> **Your task**
Reproduce this listing with each "老夫妇" switched to "老两口", leaving everything else unchanged.

+--

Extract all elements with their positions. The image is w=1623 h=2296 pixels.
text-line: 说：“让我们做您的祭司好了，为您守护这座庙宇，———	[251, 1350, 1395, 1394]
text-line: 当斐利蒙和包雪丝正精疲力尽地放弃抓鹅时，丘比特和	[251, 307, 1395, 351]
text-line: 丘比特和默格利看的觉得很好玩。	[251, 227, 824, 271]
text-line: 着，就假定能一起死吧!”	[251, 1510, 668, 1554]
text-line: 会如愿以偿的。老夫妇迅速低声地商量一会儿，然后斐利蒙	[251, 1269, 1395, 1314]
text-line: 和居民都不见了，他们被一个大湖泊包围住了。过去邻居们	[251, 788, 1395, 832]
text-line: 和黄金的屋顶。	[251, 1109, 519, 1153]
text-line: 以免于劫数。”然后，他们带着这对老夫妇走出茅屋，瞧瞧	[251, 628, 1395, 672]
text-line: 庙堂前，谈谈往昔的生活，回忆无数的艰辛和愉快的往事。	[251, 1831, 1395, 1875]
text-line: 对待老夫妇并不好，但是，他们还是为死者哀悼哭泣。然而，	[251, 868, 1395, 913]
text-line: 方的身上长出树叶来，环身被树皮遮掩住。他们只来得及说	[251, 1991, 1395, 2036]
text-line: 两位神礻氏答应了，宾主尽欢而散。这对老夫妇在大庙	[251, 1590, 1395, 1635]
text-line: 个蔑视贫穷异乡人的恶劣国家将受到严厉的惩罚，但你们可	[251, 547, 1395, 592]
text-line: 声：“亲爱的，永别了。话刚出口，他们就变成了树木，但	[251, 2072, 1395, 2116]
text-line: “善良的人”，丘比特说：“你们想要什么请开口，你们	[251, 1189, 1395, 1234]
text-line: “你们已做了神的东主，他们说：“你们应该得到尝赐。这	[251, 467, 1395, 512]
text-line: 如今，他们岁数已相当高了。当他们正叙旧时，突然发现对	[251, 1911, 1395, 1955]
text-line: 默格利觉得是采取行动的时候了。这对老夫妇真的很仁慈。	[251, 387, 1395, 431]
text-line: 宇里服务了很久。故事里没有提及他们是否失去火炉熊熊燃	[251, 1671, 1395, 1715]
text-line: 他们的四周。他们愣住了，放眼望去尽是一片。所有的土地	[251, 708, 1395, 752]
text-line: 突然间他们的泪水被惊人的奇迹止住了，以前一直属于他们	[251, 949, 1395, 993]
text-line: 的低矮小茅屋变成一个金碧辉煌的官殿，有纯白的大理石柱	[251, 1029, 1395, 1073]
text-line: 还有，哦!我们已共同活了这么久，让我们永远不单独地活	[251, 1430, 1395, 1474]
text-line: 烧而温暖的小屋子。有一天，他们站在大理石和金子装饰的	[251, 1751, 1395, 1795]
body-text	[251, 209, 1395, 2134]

+--

> **Output for this exercise**
Extract all elements with their positions. The image is w=1623 h=2296 pixels.
text-line: 说：“让我们做您的祭司好了，为您守护这座庙宇，———	[251, 1350, 1395, 1394]
text-line: 当斐利蒙和包雪丝正精疲力尽地放弃抓鹅时，丘比特和	[251, 307, 1395, 351]
text-line: 丘比特和默格利看的觉得很好玩。	[251, 227, 824, 271]
text-line: 着，就假定能一起死吧!”	[251, 1510, 668, 1554]
text-line: 会如愿以偿的。老两口迅速低声地商量一会儿，然后斐利蒙	[251, 1269, 1395, 1314]
text-line: 和居民都不见了，他们被一个大湖泊包围住了。过去邻居们	[251, 788, 1395, 832]
text-line: 和黄金的屋顶。	[251, 1109, 519, 1153]
text-line: 以免于劫数。”然后，他们带着这对老两口走出茅屋，瞧瞧	[251, 628, 1395, 672]
text-line: 庙堂前，谈谈往昔的生活，回忆无数的艰辛和愉快的往事。	[251, 1831, 1395, 1875]
text-line: 对待老两口并不好，但是，他们还是为死者哀悼哭泣。然而，	[251, 868, 1395, 913]
text-line: 方的身上长出树叶来，环身被树皮遮掩住。他们只来得及说	[251, 1991, 1395, 2036]
text-line: 两位神礻氏答应了，宾主尽欢而散。这对老两口在大庙	[251, 1590, 1395, 1635]
text-line: 个蔑视贫穷异乡人的恶劣国家将受到严厉的惩罚，但你们可	[251, 547, 1395, 592]
text-line: 声：“亲爱的，永别了。话刚出口，他们就变成了树木，但	[251, 2072, 1395, 2116]
text-line: “善良的人”，丘比特说：“你们想要什么请开口，你们	[251, 1189, 1395, 1234]
text-line: “你们已做了神的东主，他们说：“你们应该得到尝赐。这	[251, 467, 1395, 512]
text-line: 如今，他们岁数已相当高了。当他们正叙旧时，突然发现对	[251, 1911, 1395, 1955]
text-line: 默格利觉得是采取行动的时候了。这对老两口真的很仁慈。	[251, 387, 1395, 431]
text-line: 宇里服务了很久。故事里没有提及他们是否失去火炉熊熊燃	[251, 1671, 1395, 1715]
text-line: 他们的四周。他们愣住了，放眼望去尽是一片。所有的土地	[251, 708, 1395, 752]
text-line: 突然间他们的泪水被惊人的奇迹止住了，以前一直属于他们	[251, 949, 1395, 993]
text-line: 的低矮小茅屋变成一个金碧辉煌的官殿，有纯白的大理石柱	[251, 1029, 1395, 1073]
text-line: 还有，哦!我们已共同活了这么久，让我们永远不单独地活	[251, 1430, 1395, 1474]
text-line: 烧而温暖的小屋子。有一天，他们站在大理石和金子装饰的	[251, 1751, 1395, 1795]
body-text	[251, 209, 1395, 2134]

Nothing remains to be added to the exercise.